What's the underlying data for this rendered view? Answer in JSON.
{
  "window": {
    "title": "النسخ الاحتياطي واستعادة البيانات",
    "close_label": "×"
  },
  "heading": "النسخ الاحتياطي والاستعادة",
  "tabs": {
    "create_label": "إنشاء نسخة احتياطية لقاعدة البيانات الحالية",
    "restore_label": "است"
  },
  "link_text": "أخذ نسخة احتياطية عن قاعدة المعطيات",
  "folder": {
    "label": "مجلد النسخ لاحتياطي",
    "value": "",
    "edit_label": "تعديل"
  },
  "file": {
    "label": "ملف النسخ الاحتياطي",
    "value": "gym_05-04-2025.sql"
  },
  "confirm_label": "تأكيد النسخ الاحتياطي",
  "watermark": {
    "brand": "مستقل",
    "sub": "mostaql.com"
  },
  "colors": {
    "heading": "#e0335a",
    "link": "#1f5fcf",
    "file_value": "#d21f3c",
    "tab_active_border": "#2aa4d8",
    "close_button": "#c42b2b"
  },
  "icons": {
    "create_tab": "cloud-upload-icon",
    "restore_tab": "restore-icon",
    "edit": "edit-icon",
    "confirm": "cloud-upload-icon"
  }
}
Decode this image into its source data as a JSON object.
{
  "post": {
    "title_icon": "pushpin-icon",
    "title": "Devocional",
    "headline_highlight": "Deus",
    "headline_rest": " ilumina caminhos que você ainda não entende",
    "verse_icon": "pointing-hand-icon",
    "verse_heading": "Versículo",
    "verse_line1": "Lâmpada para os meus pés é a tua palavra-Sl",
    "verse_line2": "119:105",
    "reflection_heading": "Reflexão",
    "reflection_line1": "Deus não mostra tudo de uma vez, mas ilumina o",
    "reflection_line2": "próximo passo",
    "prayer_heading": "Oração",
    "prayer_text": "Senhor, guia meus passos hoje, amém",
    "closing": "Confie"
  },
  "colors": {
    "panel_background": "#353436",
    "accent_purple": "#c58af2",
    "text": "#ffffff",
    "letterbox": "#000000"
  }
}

YOUR OBJECTIVE
From the line that contains "Decode this image" to the last line of the material above, repeat every line exactly, keeping both the first and the last.

OUTPUT BELOW
Decode this image into its source data as a JSON object.
{
  "post": {
    "title_icon": "pushpin-icon",
    "title": "Devocional",
    "headline_highlight": "Deus",
    "headline_rest": " ilumina caminhos que você ainda não entende",
    "verse_icon": "pointing-hand-icon",
    "verse_heading": "Versículo",
    "verse_line1": "Lâmpada para os meus pés é a tua palavra-Sl",
    "verse_line2": "119:105",
    "reflection_heading": "Reflexão",
    "reflection_line1": "Deus não mostra tudo de uma vez, mas ilumina o",
    "reflection_line2": "próximo passo",
    "prayer_heading": "Oração",
    "prayer_text": "Senhor, guia meus passos hoje, amém",
    "closing": "Confie"
  },
  "colors": {
    "panel_background": "#353436",
    "accent_purple": "#c58af2",
    "text": "#ffffff",
    "letterbox": "#000000"
  }
}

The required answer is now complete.